WHAT IS ASKED:
Below, find each line holding "ningun" and state how many there are, using the number alone.

● ● ● ●

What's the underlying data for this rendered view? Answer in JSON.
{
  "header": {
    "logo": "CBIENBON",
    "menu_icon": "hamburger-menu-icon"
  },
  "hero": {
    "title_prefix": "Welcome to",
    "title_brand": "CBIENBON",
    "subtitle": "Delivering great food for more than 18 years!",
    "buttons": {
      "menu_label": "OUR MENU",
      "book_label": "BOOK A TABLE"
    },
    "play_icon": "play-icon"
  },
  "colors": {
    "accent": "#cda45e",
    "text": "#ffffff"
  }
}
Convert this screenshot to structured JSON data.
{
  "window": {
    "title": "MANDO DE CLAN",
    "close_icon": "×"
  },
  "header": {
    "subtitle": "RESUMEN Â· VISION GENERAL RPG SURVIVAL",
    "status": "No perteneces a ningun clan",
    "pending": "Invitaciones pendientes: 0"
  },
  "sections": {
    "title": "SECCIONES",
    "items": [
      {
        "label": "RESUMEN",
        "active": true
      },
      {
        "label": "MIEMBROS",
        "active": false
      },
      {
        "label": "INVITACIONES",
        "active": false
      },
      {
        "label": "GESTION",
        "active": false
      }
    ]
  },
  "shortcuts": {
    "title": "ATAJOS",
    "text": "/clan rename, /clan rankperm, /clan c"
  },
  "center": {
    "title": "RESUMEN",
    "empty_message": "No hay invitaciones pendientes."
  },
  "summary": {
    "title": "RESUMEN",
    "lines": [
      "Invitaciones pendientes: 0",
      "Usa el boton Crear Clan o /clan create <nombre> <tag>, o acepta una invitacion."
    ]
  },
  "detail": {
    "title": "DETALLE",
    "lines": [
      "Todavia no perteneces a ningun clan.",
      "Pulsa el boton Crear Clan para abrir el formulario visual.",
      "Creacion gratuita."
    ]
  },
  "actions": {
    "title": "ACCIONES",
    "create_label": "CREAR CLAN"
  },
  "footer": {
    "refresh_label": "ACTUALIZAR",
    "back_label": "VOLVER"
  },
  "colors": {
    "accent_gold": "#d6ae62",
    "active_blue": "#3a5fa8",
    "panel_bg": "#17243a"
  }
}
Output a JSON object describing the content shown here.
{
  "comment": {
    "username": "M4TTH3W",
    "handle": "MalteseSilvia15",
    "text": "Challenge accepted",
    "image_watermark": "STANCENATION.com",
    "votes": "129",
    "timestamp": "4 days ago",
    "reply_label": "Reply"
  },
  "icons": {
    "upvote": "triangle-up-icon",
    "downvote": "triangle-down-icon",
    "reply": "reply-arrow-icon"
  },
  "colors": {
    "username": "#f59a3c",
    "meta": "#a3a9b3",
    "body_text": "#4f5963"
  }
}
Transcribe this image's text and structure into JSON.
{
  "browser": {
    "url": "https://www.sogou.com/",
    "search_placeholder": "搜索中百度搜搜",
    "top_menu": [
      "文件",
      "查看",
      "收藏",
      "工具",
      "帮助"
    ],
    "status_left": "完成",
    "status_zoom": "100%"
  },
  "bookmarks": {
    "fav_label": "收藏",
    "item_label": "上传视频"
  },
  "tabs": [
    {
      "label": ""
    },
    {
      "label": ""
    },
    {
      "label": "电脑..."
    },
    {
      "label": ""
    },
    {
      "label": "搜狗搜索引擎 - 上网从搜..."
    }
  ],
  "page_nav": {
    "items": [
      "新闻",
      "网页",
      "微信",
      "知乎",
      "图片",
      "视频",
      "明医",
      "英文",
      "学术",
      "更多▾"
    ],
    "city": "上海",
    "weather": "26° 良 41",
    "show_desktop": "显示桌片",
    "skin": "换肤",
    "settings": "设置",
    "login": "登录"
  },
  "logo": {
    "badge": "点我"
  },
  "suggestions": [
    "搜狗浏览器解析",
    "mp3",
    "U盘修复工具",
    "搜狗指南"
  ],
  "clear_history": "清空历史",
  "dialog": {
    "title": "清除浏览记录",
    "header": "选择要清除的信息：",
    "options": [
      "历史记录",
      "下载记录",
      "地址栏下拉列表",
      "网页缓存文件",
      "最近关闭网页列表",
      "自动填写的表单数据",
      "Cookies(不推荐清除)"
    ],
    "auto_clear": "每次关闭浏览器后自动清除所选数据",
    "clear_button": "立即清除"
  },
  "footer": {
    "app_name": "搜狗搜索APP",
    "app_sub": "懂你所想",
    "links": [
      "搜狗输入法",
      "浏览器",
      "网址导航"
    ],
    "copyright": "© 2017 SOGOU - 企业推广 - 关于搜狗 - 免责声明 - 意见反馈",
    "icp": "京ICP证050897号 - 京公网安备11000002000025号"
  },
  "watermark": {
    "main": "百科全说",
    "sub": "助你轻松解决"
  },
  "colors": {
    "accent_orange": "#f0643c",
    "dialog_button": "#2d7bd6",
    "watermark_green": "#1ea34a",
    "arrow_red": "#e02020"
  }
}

● ● ● ●

IN RESPONSE:
2